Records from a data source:
- - -
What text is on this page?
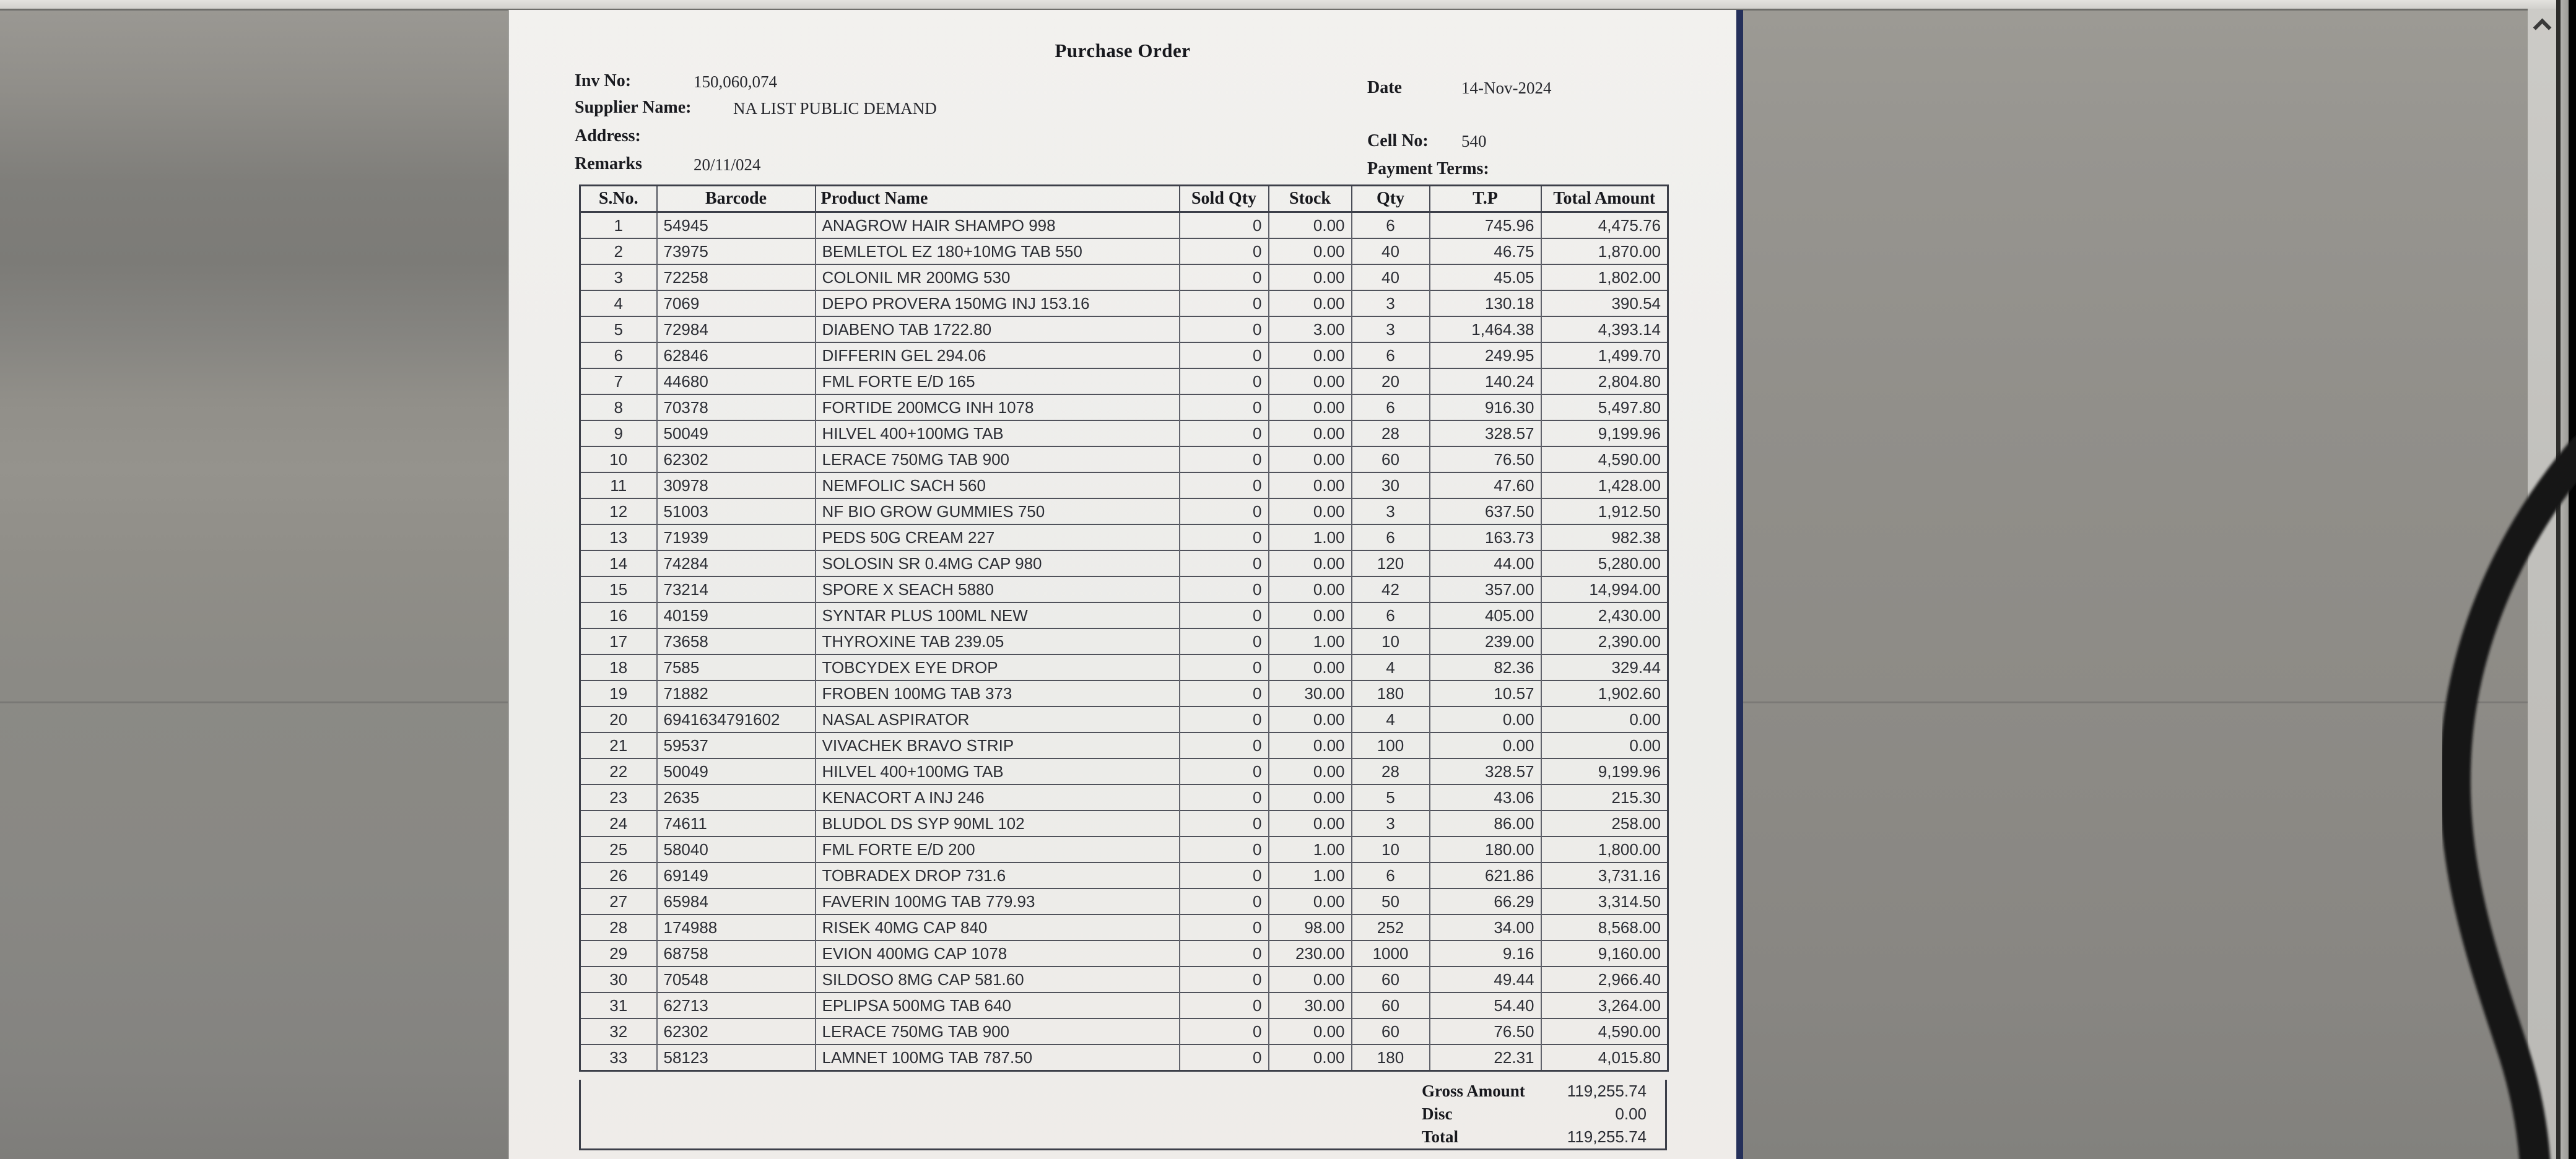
Purchase Order
Inv No:	150,060,074	Date	14-Nov-2024
Supplier Name:	NA LIST PUBLIC DEMAND
Address:	Cell No: 540
Remarks	20/11/024	Payment Terms:
S.No.	Barcode	Product Name	Sold Qty	Stock	Qty	T.P	Total Amount
1	54945	ANAGROW HAIR SHAMPO 998	0	0.00	6	745.96	4,475.76
2	73975	BEMLETOL EZ 180+10MG TAB 550	0	0.00	40	46.75	1,870.00
3	72258	COLONIL MR 200MG 530	0	0.00	40	45.05	1,802.00
4	7069	DEPO PROVERA 150MG INJ 153.16	0	0.00	3	130.18	390.54
5	72984	DIABENO TAB 1722.80	0	3.00	3	1,464.38	4,393.14
6	62846	DIFFERIN GEL 294.06	0	0.00	6	249.95	1,499.70
7	44680	FML FORTE E/D 165	0	0.00	20	140.24	2,804.80
8	70378	FORTIDE 200MCG INH 1078	0	0.00	6	916.30	5,497.80
9	50049	HILVEL 400+100MG TAB	0	0.00	28	328.57	9,199.96
10	62302	LERACE 750MG TAB 900	0	0.00	60	76.50	4,590.00
11	30978	NEMFOLIC SACH 560	0	0.00	30	47.60	1,428.00
12	51003	NF BIO GROW GUMMIES 750	0	0.00	3	637.50	1,912.50
13	71939	PEDS 50G CREAM 227	0	1.00	6	163.73	982.38
14	74284	SOLOSIN SR 0.4MG CAP 980	0	0.00	120	44.00	5,280.00
15	73214	SPORE X SEACH 5880	0	0.00	42	357.00	14,994.00
16	40159	SYNTAR PLUS 100ML NEW	0	0.00	6	405.00	2,430.00
17	73658	THYROXINE TAB 239.05	0	1.00	10	239.00	2,390.00
18	7585	TOBCYDEX EYE DROP	0	0.00	4	82.36	329.44
19	71882	FROBEN 100MG TAB 373	0	30.00	180	10.57	1,902.60
20	6941634791602	NASAL ASPIRATOR	0	0.00	4	0.00	0.00
21	59537	VIVACHEK BRAVO STRIP	0	0.00	100	0.00	0.00
22	50049	HILVEL 400+100MG TAB	0	0.00	28	328.57	9,199.96
23	2635	KENACORT A INJ 246	0	0.00	5	43.06	215.30
24	74611	BLUDOL DS SYP 90ML 102	0	0.00	3	86.00	258.00
25	58040	FML FORTE E/D 200	0	1.00	10	180.00	1,800.00
26	69149	TOBRADEX DROP 731.6	0	1.00	6	621.86	3,731.16
27	65984	FAVERIN 100MG TAB 779.93	0	0.00	50	66.29	3,314.50
28	174988	RISEK 40MG CAP 840	0	98.00	252	34.00	8,568.00
29	68758	EVION 400MG CAP 1078	0	230.00	1000	9.16	9,160.00
30	70548	SILDOSO 8MG CAP 581.60	0	0.00	60	49.44	2,966.40
31	62713	EPLIPSA 500MG TAB 640	0	30.00	60	54.40	3,264.00
32	62302	LERACE 750MG TAB 900	0	0.00	60	76.50	4,590.00
33	58123	LAMNET 100MG TAB 787.50	0	0.00	180	22.31	4,015.80
Gross Amount	119,255.74
Disc	0.00
Total	119,255.74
- - -
_GOAL OF THE EXERCISE:_
Copy every record above exactly as written, but leave out the pictures.

_THE RESPONSE:_
What text is on this page?
Purchase Order
Inv No:	150,060,074	Date	14-Nov-2024
Supplier Name:	NA LIST PUBLIC DEMAND
Address:	Cell No: 540
Remarks	20/11/024	Payment Terms:
S.No.	Barcode	Product Name	Sold Qty	Stock	Qty	T.P	Total Amount
1	54945	ANAGROW HAIR SHAMPO 998	0	0.00	6	745.96	4,475.76
2	73975	BEMLETOL EZ 180+10MG TAB 550	0	0.00	40	46.75	1,870.00
3	72258	COLONIL MR 200MG 530	0	0.00	40	45.05	1,802.00
4	7069	DEPO PROVERA 150MG INJ 153.16	0	0.00	3	130.18	390.54
5	72984	DIABENO TAB 1722.80	0	3.00	3	1,464.38	4,393.14
6	62846	DIFFERIN GEL 294.06	0	0.00	6	249.95	1,499.70
7	44680	FML FORTE E/D 165	0	0.00	20	140.24	2,804.80
8	70378	FORTIDE 200MCG INH 1078	0	0.00	6	916.30	5,497.80
9	50049	HILVEL 400+100MG TAB	0	0.00	28	328.57	9,199.96
10	62302	LERACE 750MG TAB 900	0	0.00	60	76.50	4,590.00
11	30978	NEMFOLIC SACH 560	0	0.00	30	47.60	1,428.00
12	51003	NF BIO GROW GUMMIES 750	0	0.00	3	637.50	1,912.50
13	71939	PEDS 50G CREAM 227	0	1.00	6	163.73	982.38
14	74284	SOLOSIN SR 0.4MG CAP 980	0	0.00	120	44.00	5,280.00
15	73214	SPORE X SEACH 5880	0	0.00	42	357.00	14,994.00
16	40159	SYNTAR PLUS 100ML NEW	0	0.00	6	405.00	2,430.00
17	73658	THYROXINE TAB 239.05	0	1.00	10	239.00	2,390.00
18	7585	TOBCYDEX EYE DROP	0	0.00	4	82.36	329.44
19	71882	FROBEN 100MG TAB 373	0	30.00	180	10.57	1,902.60
20	6941634791602	NASAL ASPIRATOR	0	0.00	4	0.00	0.00
21	59537	VIVACHEK BRAVO STRIP	0	0.00	100	0.00	0.00
22	50049	HILVEL 400+100MG TAB	0	0.00	28	328.57	9,199.96
23	2635	KENACORT A INJ 246	0	0.00	5	43.06	215.30
24	74611	BLUDOL DS SYP 90ML 102	0	0.00	3	86.00	258.00
25	58040	FML FORTE E/D 200	0	1.00	10	180.00	1,800.00
26	69149	TOBRADEX DROP 731.6	0	1.00	6	621.86	3,731.16
27	65984	FAVERIN 100MG TAB 779.93	0	0.00	50	66.29	3,314.50
28	174988	RISEK 40MG CAP 840	0	98.00	252	34.00	8,568.00
29	68758	EVION 400MG CAP 1078	0	230.00	1000	9.16	9,160.00
30	70548	SILDOSO 8MG CAP 581.60	0	0.00	60	49.44	2,966.40
31	62713	EPLIPSA 500MG TAB 640	0	30.00	60	54.40	3,264.00
32	62302	LERACE 750MG TAB 900	0	0.00	60	76.50	4,590.00
33	58123	LAMNET 100MG TAB 787.50	0	0.00	180	22.31	4,015.80
Gross Amount	119,255.74
Disc	0.00
Total	119,255.74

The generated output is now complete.